What to do:
Search the material for the string "revolucionario", then return every line where it is found.

Records shown:
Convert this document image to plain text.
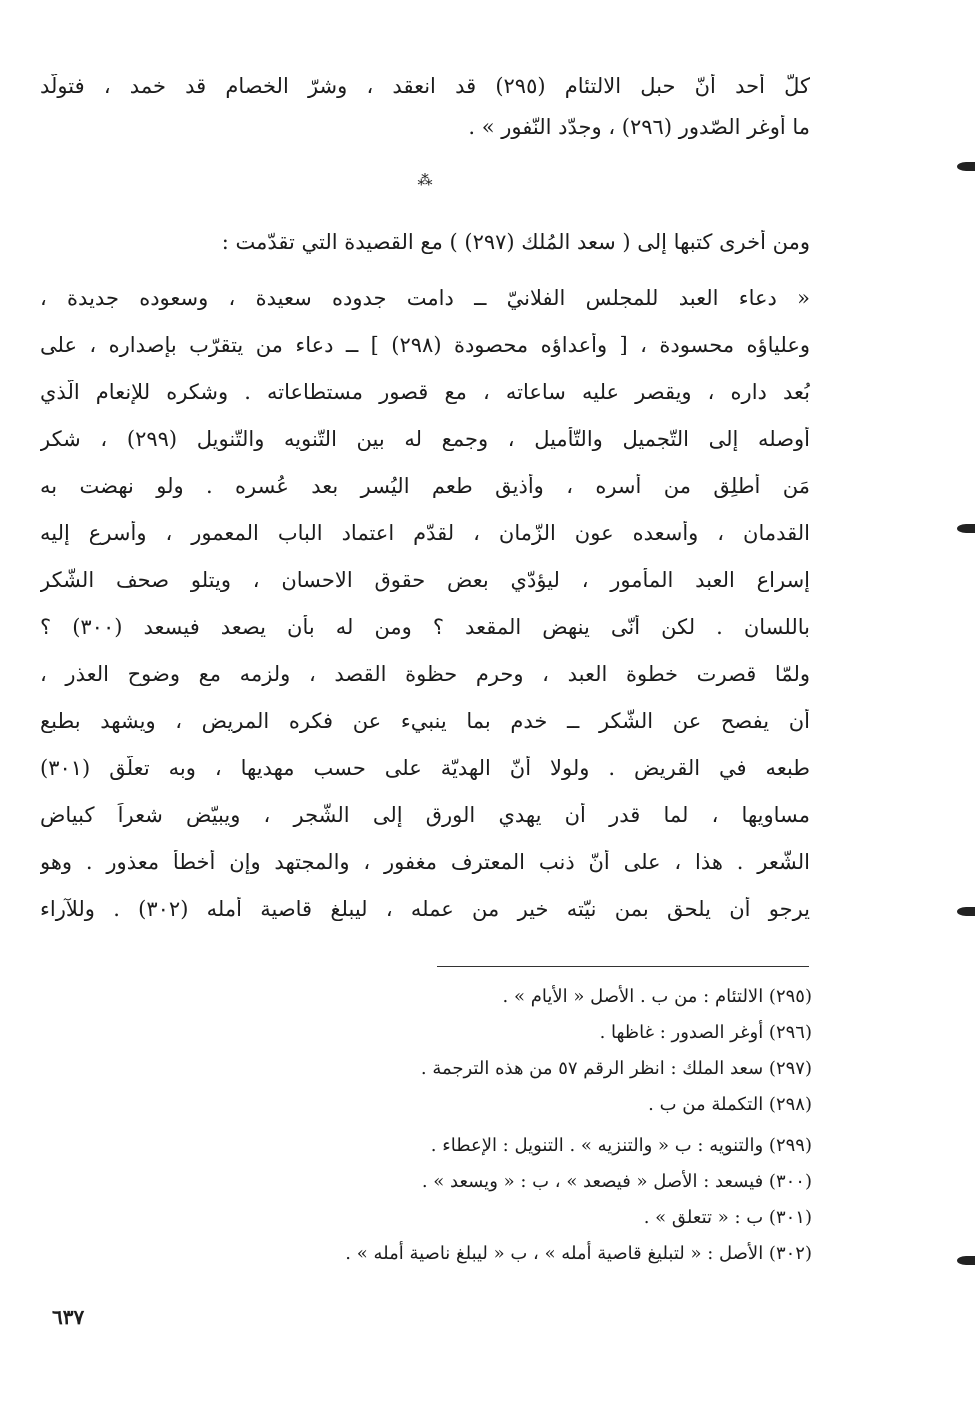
كلّ أحد أنّ حبل الالتئام (٢٩٥) قد انعقد ، وشرّ الخصام قد خمد ، فتولّد
ما أوغر الصّدور (٢٩٦) ، وجدّد النّفور » .
⁂
ومن أخرى كتبها إلى ( سعد المُلك (٢٩٧) ) مع القصيدة التي تقدّمت :
« دعاء العبد للمجلس الفلانيّ ــ دامت جدوده سعيدة ، وسعوده جديدة ،
وعلياؤه محسودة ، [ وأعداؤه محصودة (٢٩٨) ] ــ دعاء من يتقرّب بإصداره ، على
بُعد داره ، ويقصر عليه ساعاته ، مع قصور مستطاعاته . وشكره للإنعام الّذي
أوصله إلى التّجميل والتّأميل ، وجمع له بين التّنويه والتّنويل (٢٩٩) ، شكر
مَن أُطلِق من أسره ، وأُذيق طعم اليُسر بعد عُسره . ولو نهضت به
القدمان ، وأسعده عون الزّمان ، لقدّم اعتماد الباب المعمور ، وأسرع إليه
إسراع العبد المأمور ، ليؤدّي بعض حقوق الاحسان ، ويتلو صحف الشّكر
باللسان . لكن أنّى ينهض المقعد ؟ ومن له بأن يصعد فيسعد (٣٠٠) ؟
ولمّا قصرت خطوة العبد ، وحرم حظوة القصد ، ولزمه مع وضوح العذر ،
أن يفصح عن الشّكر ــ خدم بما ينبيء عن فكره المريض ، ويشهد بطبع
طبعه في القريض . ولولا أنّ الهديّة على حسب مهديها ، وبه تعلّق (٣٠١)
مساويها ، لما قدر أن يهدي الورق إلى الشّجر ، ويبيّض شعراً كبياض
الشّعر . هذا ، على أنّ ذنب المعترف مغفور ، والمجتهد وإن أخطأ معذور . وهو
يرجو أن يلحق بمن نيّته خير من عمله ، ليبلغ قاصية أمله (٣٠٢) . وللآراء
(٢٩٥) الالتئام : من ب . الأصل « الأيام » .
(٢٩٦) أوغر الصدور : غاظها .
(٢٩٧) سعد الملك : انظر الرقم ٥٧ من هذه الترجمة .
(٢٩٨) التكملة من ب .
(٢٩٩) والتنويه : ب « والتنزيه » . التنويل : الإعطاء .
(٣٠٠) فيسعد : الأصل « فيصعد » ، ب : « ويسعد » .
(٣٠١) ب : « تتعلق » .
(٣٠٢) الأصل : « لتبليغ قاصية أمله » ، ب « ليبلغ ناصية أمله » .
٦٣٧
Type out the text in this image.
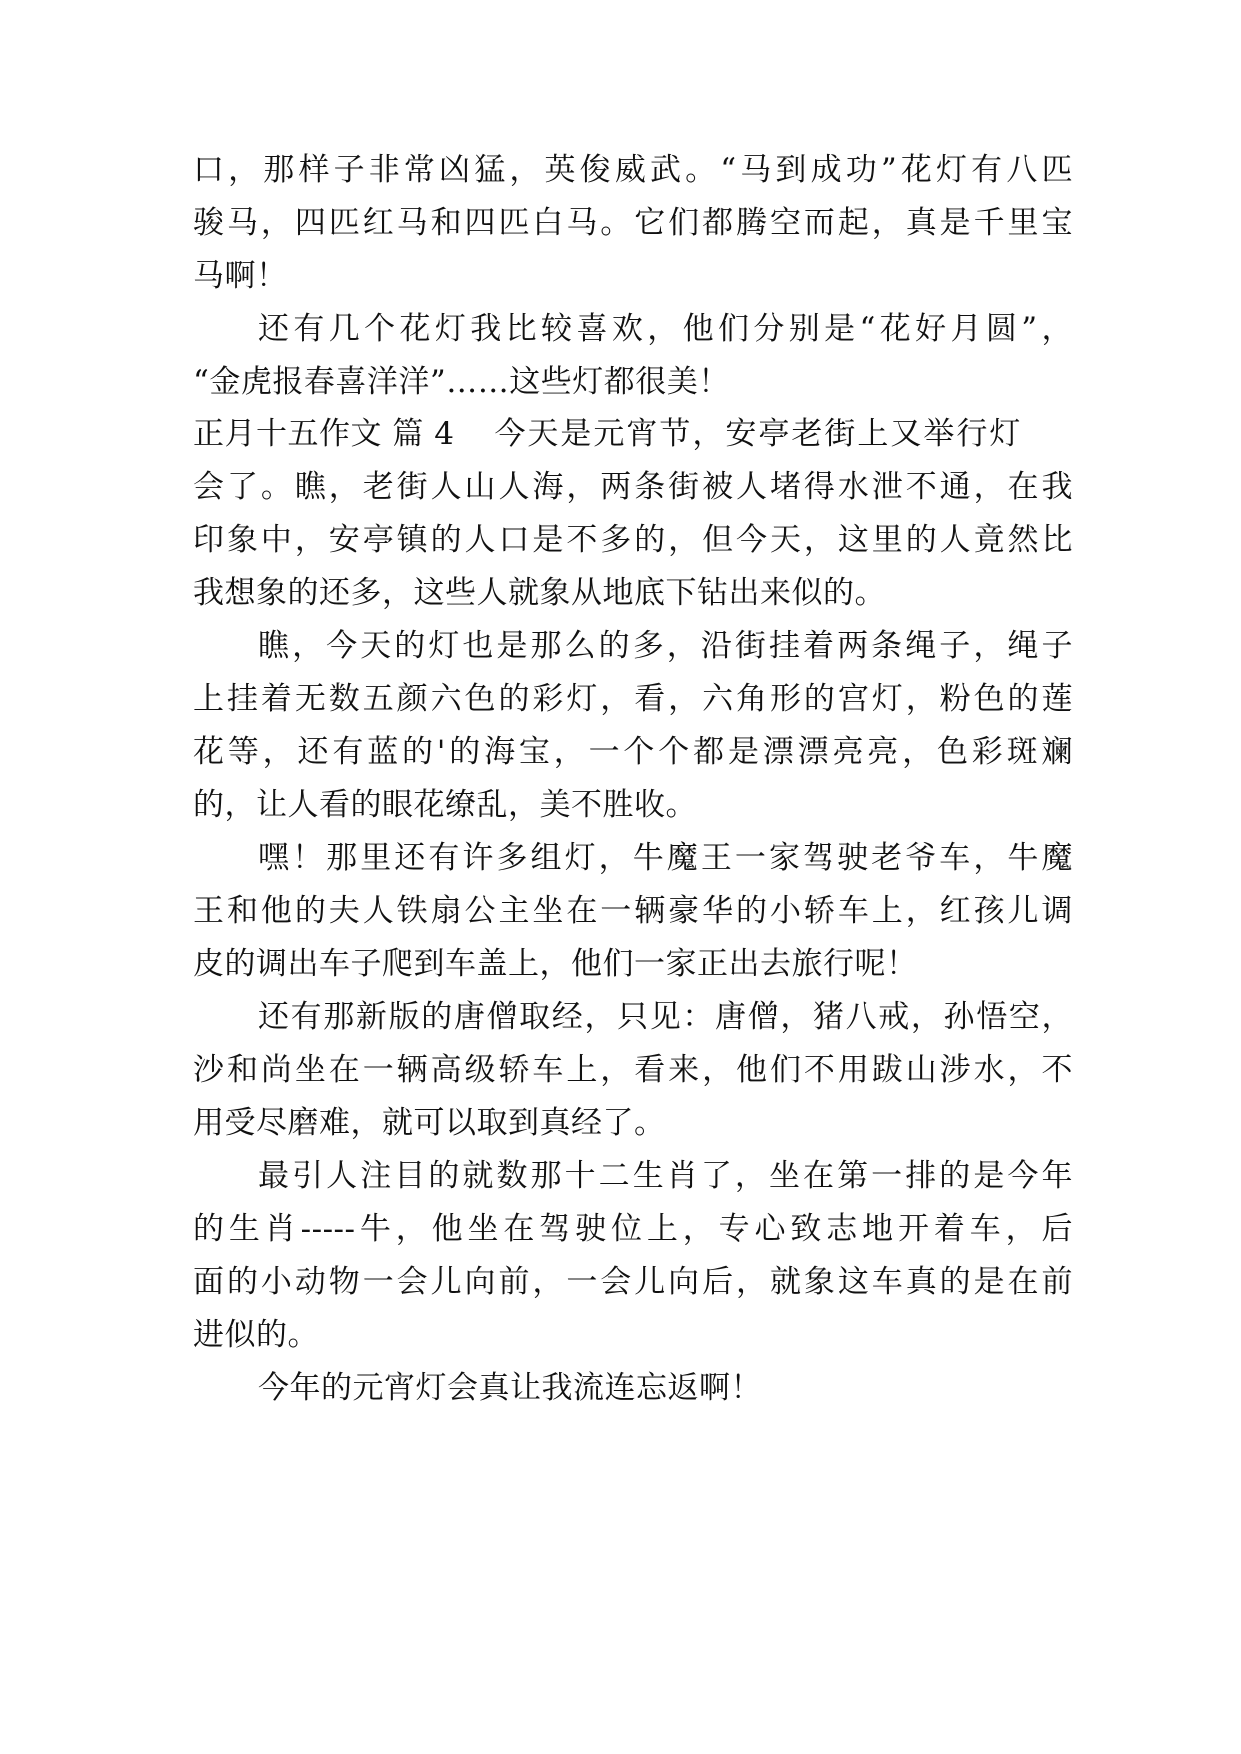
口，那样子非常凶猛，英俊威武。“马到成功”花灯有八匹
骏马，四匹红马和四匹白马。它们都腾空而起，真是千里宝
马啊！
还有几个花灯我比较喜欢，他们分别是“花好月圆”，
“金虎报春喜洋洋”……这些灯都很美！
正月十五作文 篇 4 今天是元宵节，安亭老街上又举行灯
会了。瞧，老街人山人海，两条街被人堵得水泄不通，在我
印象中，安亭镇的人口是不多的，但今天，这里的人竟然比
我想象的还多，这些人就象从地底下钻出来似的。
瞧，今天的灯也是那么的多，沿街挂着两条绳子，绳子
上挂着无数五颜六色的彩灯，看，六角形的宫灯，粉色的莲
花等，还有蓝的'的海宝，一个个都是漂漂亮亮，色彩斑斓
的，让人看的眼花缭乱，美不胜收。
嘿！那里还有许多组灯，牛魔王一家驾驶老爷车，牛魔
王和他的夫人铁扇公主坐在一辆豪华的小轿车上，红孩儿调
皮的调出车子爬到车盖上，他们一家正出去旅行呢！
还有那新版的唐僧取经，只见：唐僧，猪八戒，孙悟空，
沙和尚坐在一辆高级轿车上，看来，他们不用跋山涉水，不
用受尽磨难，就可以取到真经了。
最引人注目的就数那十二生肖了，坐在第一排的是今年
的生肖-----牛，他坐在驾驶位上，专心致志地开着车，后
面的小动物一会儿向前，一会儿向后，就象这车真的是在前
进似的。
今年的元宵灯会真让我流连忘返啊！
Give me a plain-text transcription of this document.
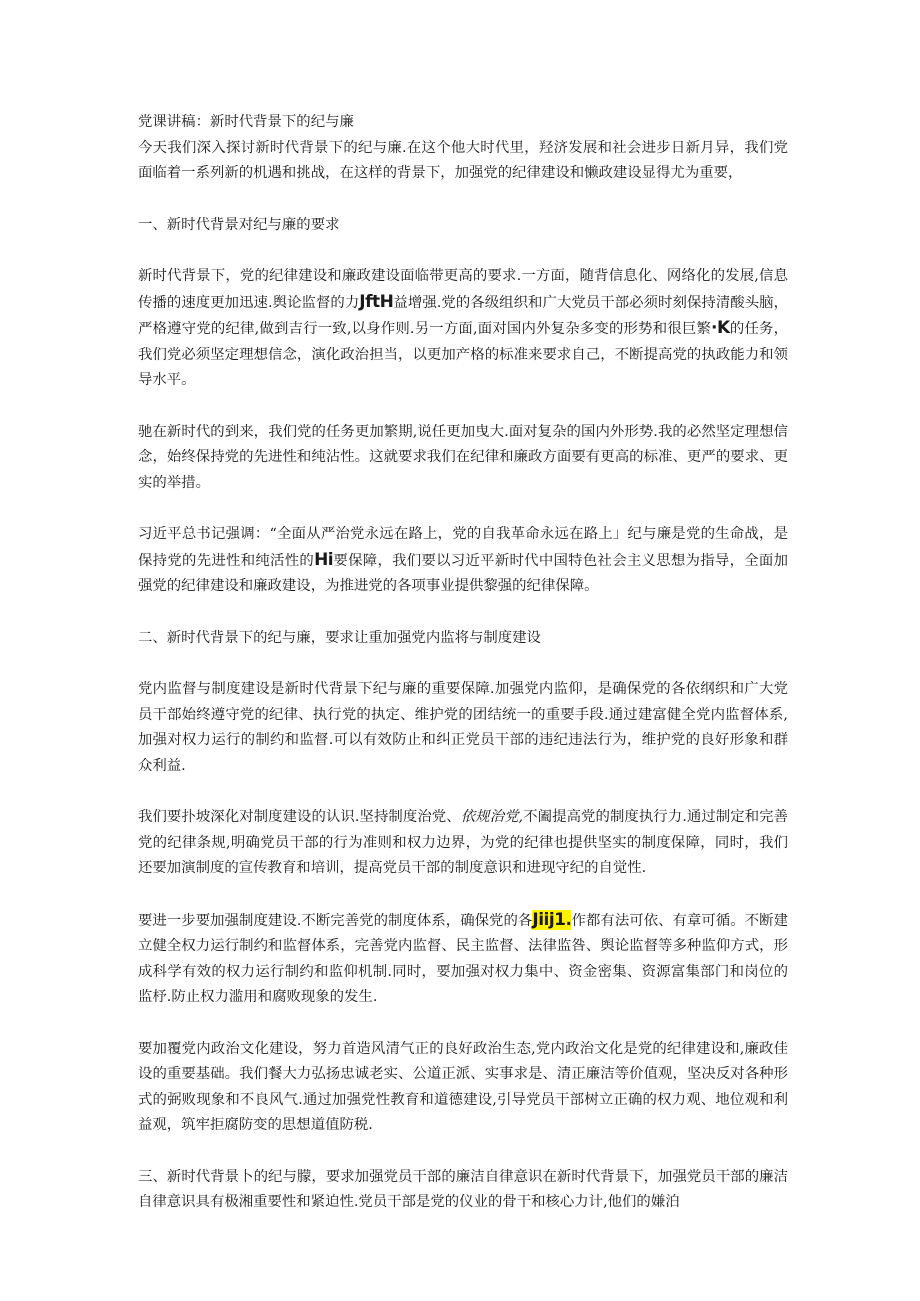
党课讲稿：新时代背景下的纪与廉

今天我们深入探讨新时代背景下的纪与廉.在这个他大时代里，羟济发展和社会进步日新月异，我们党面临着一系列新的机遇和挑战，在这样的背景下，加强党的纪律建设和懒政建设显得尤为重要，

一、新时代背景对纪与廉的要求

新时代背景下，党的纪律建设和廉政建设面临带更高的要求.一方面，随背信息化、网络化的发展,信息传播的速度更加迅速.舆论监督的力JftH益增强.党的各级组织和广大党员干部必须时刻保持清酸头脑，严格遵守党的纪律,做到吉行一致,以身作则.另一方面,面对国内外复杂多变的形势和很巨繁·K的任务，我们党必须坚定理想信念，演化政治担当，以更加产格的标准来要求自己，不断提高党的执政能力和领导水平。

驰在新时代的到来，我们党的任务更加繁期,说任更加曳大.面对复杂的国内外形势.我的必然坚定理想信念，始终保持党的先进性和纯沾性。这就要求我们在纪律和廉政方面要有更高的标准、更严的要求、更实的举措。

习近平总书记强调：“全面从严治党永远在路上，党的自我革命永远在路上」纪与廉是党的生命战，是保持党的先进性和纯活性的Hi要保障，我们要以习近平新时代中国特色社会主义思想为指导，全面加强党的纪律建设和廉政建设，为推进党的各项事业提供黎强的纪律保障。

二、新时代背景下的纪与廉，要求让重加强党内监将与制度建设

党内监督与制度建设是新时代背景下纪与廉的重要保障.加强党内监仰，是确保党的各依纲织和广大党员干部始终遵守党的纪律、执行党的执定、维护党的团结统一的重要手段.通过建富健全党内监督体系,加强对权力运行的制约和监督.可以有效防止和纠正党员干部的违纪违法行为，维护党的良好形象和群众利益.

我们要扑坡深化对制度建设的认识.坚持制度治党、依规治党,不阖提高党的制度执行力.通过制定和完善党的纪律条规,明确党员干部的行为准则和权力边界，为党的纪律也提供坚实的制度保障，同时，我们还要加演制度的宣传教育和培训，提高党员干部的制度意识和进现守纪的自觉性.

要进一步要加强制度建设.不断完善党的制度体系，确保党的各Jiij1.作都有法可依、有章可循。不断建立健全权力运行制约和监督体系，完善党内监督、民主监督、法律监咎、舆论监督等多种监仰方式，形成科学有效的权力运行制约和监仰机制.同时，要加强对权力集中、资金密集、资源富集部门和岗位的监杼.防止权力滥用和腐败现象的发生.

要加覆党内政治文化建设，努力首造风清气正的良好政治生态,党内政治文化是党的纪律建设和,廉政佳设的重要基础。我们餐大力弘扬忠诚老实、公道正派、实事求是、清正廉洁等价值观，坚决反对各种形式的弼败现象和不良风气.通过加强党性教育和道德建设,引导党员干部树立正确的权力观、地位观和利益观，筑牢拒腐防变的思想道值防税.

三、新时代背景卜的纪与朦，要求加强党员干部的廉洁自律意识在新时代背景下，加强党员干部的廉洁自律意识具有极湘重要性和紧迫性.党员干部是党的仪业的骨干和核心力计,他们的嫌泊
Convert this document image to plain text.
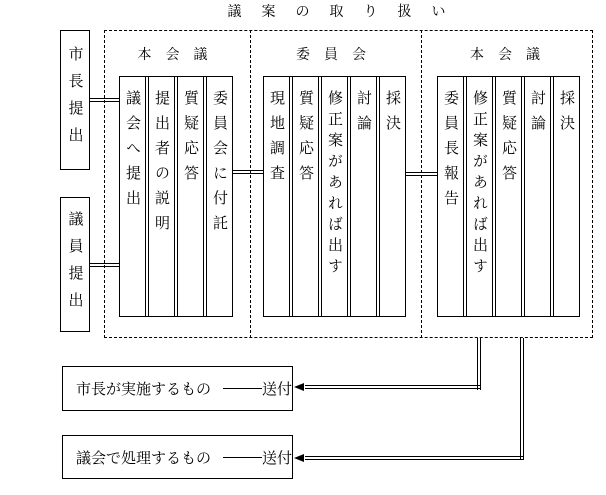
議案の取り扱い
本会議	委員会	本会議
議会へ提出 提出者の説明 質疑応答 委員会に付託	現地調査 質疑応答 修正案があれば出す 討論 採決	委員長報告 修正案があれば出す 質疑応答 討論 採決
市長提出
議員提出
市長が実施するもの	送付
議会で処理するもの	送付
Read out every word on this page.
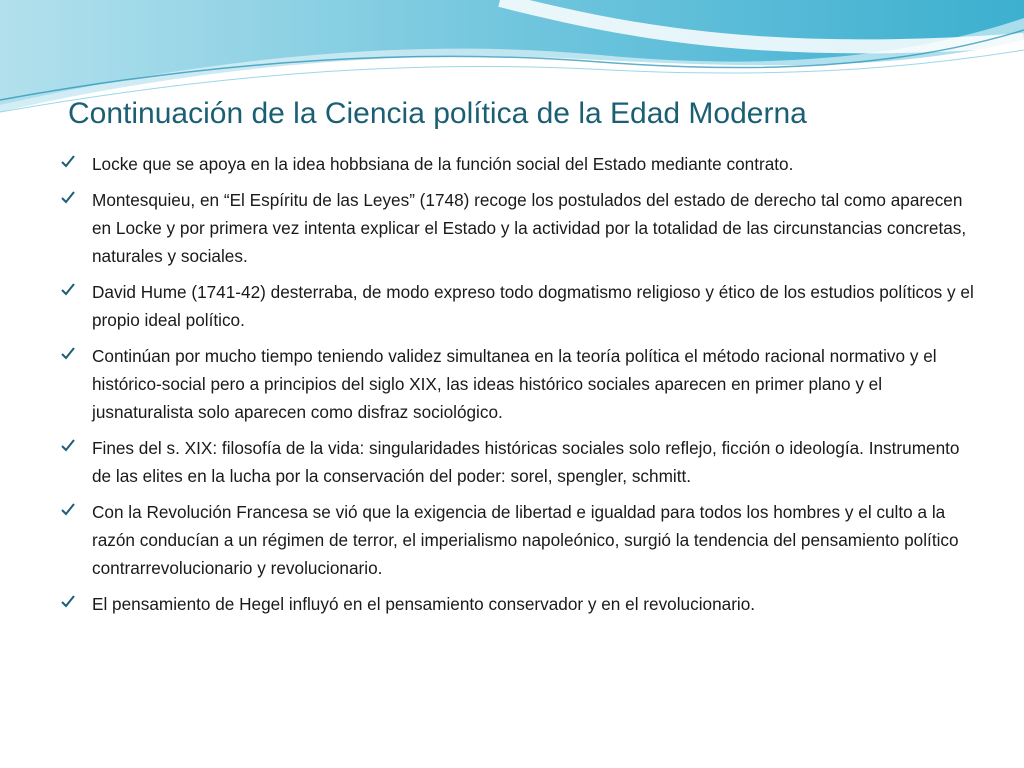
Continuación de la Ciencia política de la Edad Moderna
Locke que se apoya en la idea hobbsiana de la función social del Estado mediante contrato.
Montesquieu, en “El Espíritu de las Leyes” (1748) recoge los postulados del estado de derecho tal como aparecen en Locke y por primera vez intenta explicar el Estado y la actividad por la totalidad de las circunstancias concretas, naturales y sociales.
David Hume (1741-42) desterraba, de modo expreso todo dogmatismo religioso y ético de los estudios políticos y el propio ideal político.
Continúan por mucho tiempo teniendo validez simultanea en la teoría política el método racional normativo y el histórico-social pero a principios del siglo XIX, las ideas histórico sociales aparecen en primer plano y el jusnaturalista solo aparecen como disfraz sociológico.
Fines del s. XIX: filosofía de la vida: singularidades históricas sociales solo reflejo, ficción o ideología. Instrumento de las elites en la lucha por la conservación del poder: sorel, spengler, schmitt.
Con la Revolución Francesa se vió que la exigencia de libertad e igualdad para todos los hombres y el culto a la razón conducían a un régimen de terror, el imperialismo napoleónico, surgió la tendencia del pensamiento político contrarrevolucionario y revolucionario.
El pensamiento de Hegel influyó en el pensamiento conservador y en el revolucionario.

Task solution:
Con la Revolución Francesa se vió que la exigencia de libertad e igualdad para todos los hombres y el culto a la razón conducían a un régimen de terror, el imperialismo napoleónico, surgió la tendencia del pensamiento político contrarrevolucionario y revolucionario.
El pensamiento de Hegel influyó en el pensamiento conservador y en el revolucionario.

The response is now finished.